[Extracted data entries]

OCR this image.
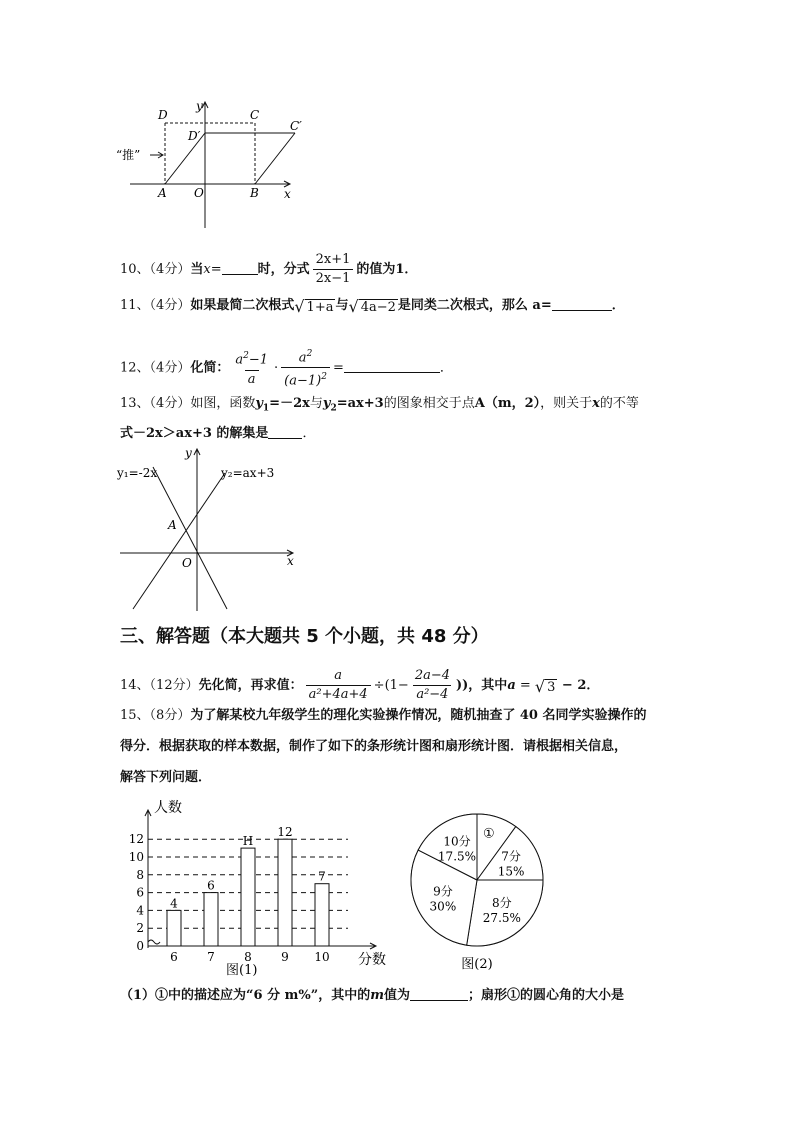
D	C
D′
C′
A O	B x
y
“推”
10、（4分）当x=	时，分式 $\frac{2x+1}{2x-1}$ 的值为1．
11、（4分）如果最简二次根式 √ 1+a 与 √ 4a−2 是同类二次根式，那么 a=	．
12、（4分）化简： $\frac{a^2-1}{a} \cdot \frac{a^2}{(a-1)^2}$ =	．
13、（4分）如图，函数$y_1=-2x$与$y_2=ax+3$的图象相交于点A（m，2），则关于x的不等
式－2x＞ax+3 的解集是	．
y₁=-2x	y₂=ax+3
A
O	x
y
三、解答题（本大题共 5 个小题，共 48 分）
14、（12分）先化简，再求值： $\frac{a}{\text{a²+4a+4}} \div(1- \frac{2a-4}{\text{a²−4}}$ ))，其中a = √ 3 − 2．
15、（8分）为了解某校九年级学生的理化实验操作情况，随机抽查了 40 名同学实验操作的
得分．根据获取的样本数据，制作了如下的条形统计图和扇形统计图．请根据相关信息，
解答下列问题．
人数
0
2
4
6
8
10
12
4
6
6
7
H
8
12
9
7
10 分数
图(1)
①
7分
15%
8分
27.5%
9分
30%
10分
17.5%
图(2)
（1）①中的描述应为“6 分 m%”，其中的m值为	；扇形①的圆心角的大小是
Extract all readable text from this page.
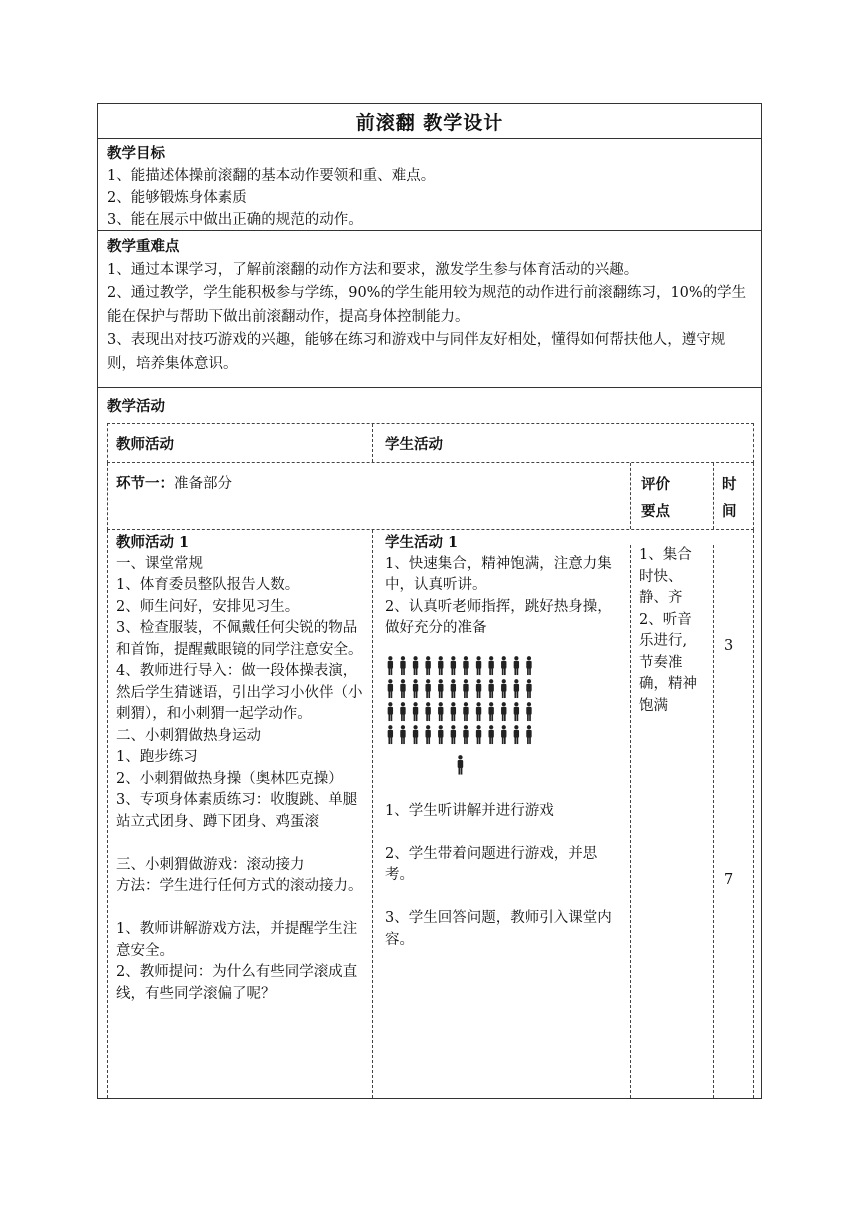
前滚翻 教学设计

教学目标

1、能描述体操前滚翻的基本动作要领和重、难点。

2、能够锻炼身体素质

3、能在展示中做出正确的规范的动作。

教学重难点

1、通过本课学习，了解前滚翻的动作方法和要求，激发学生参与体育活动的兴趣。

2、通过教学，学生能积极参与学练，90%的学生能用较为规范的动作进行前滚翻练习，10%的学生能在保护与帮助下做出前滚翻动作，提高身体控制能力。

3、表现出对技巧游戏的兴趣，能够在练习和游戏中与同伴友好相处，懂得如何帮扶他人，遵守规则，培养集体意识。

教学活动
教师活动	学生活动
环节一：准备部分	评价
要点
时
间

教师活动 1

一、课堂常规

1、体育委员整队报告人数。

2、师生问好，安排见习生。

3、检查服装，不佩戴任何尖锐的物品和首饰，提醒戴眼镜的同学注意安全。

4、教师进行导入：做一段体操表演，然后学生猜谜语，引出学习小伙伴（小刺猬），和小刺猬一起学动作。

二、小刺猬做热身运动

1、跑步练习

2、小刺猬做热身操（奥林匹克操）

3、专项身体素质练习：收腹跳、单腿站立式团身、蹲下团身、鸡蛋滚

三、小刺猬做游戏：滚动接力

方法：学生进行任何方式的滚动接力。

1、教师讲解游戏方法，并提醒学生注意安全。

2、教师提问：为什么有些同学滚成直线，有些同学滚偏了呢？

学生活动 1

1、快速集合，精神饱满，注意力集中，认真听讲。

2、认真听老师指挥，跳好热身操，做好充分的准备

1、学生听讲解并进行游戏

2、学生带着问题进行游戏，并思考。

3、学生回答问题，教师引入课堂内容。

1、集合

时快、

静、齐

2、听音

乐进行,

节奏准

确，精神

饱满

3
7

TASK INSTRUCTIONS: Transcribe every line in the entries above, taking out only the images.

SOLUTION TO THIS TASK:
OCR this image.
D	C
D′
C′
A O	B x
y
“推”
10、（4分）当x=	时，分式 $\frac{2x+1}{2x-1}$ 的值为1．
11、（4分）如果最简二次根式 √ 1+a 与 √ 4a−2 是同类二次根式，那么 a=	．
12、（4分）化简： $\frac{a^2-1}{a} \cdot \frac{a^2}{(a-1)^2}$ =	．
13、（4分）如图，函数$y_1=-2x$与$y_2=ax+3$的图象相交于点A（m，2），则关于x的不等
式－2x＞ax+3 的解集是	．
y₁=-2x	y₂=ax+3
A
O	x
y
三、解答题（本大题共 5 个小题，共 48 分）
14、（12分）先化简，再求值： $\frac{a}{\text{a²+4a+4}} \div(1- \frac{2a-4}{\text{a²−4}}$ ))，其中a = √ 3 − 2．
15、（8分）为了解某校九年级学生的理化实验操作情况，随机抽查了 40 名同学实验操作的
得分．根据获取的样本数据，制作了如下的条形统计图和扇形统计图．请根据相关信息，
解答下列问题．
人数
0
2
4
6
8
10
12
4
6
6
7
H
8
12
9
7
10 分数
图(1)
①
7分
15%
8分
27.5%
9分
30%
10分
17.5%
图(2)
（1）①中的描述应为“6 分 m%”，其中的m值为	；扇形①的圆心角的大小是
Extract all readable text from this page.
前滚翻 教学设计

教学目标

1、能描述体操前滚翻的基本动作要领和重、难点。

2、能够锻炼身体素质

3、能在展示中做出正确的规范的动作。

教学重难点

1、通过本课学习，了解前滚翻的动作方法和要求，激发学生参与体育活动的兴趣。

2、通过教学，学生能积极参与学练，90%的学生能用较为规范的动作进行前滚翻练习，10%的学生能在保护与帮助下做出前滚翻动作，提高身体控制能力。

3、表现出对技巧游戏的兴趣，能够在练习和游戏中与同伴友好相处，懂得如何帮扶他人，遵守规则，培养集体意识。

教学活动
教师活动	学生活动
环节一：准备部分	评价
要点
时
间

教师活动 1

一、课堂常规

1、体育委员整队报告人数。

2、师生问好，安排见习生。

3、检查服装，不佩戴任何尖锐的物品和首饰，提醒戴眼镜的同学注意安全。

4、教师进行导入：做一段体操表演，然后学生猜谜语，引出学习小伙伴（小刺猬），和小刺猬一起学动作。

二、小刺猬做热身运动

1、跑步练习

2、小刺猬做热身操（奥林匹克操）

3、专项身体素质练习：收腹跳、单腿站立式团身、蹲下团身、鸡蛋滚

三、小刺猬做游戏：滚动接力

方法：学生进行任何方式的滚动接力。

1、教师讲解游戏方法，并提醒学生注意安全。

2、教师提问：为什么有些同学滚成直线，有些同学滚偏了呢？

学生活动 1

1、快速集合，精神饱满，注意力集中，认真听讲。

2、认真听老师指挥，跳好热身操，做好充分的准备

1、学生听讲解并进行游戏

2、学生带着问题进行游戏，并思考。

3、学生回答问题，教师引入课堂内容。

1、集合

时快、

静、齐

2、听音

乐进行,

节奏准

确，精神

饱满

3
7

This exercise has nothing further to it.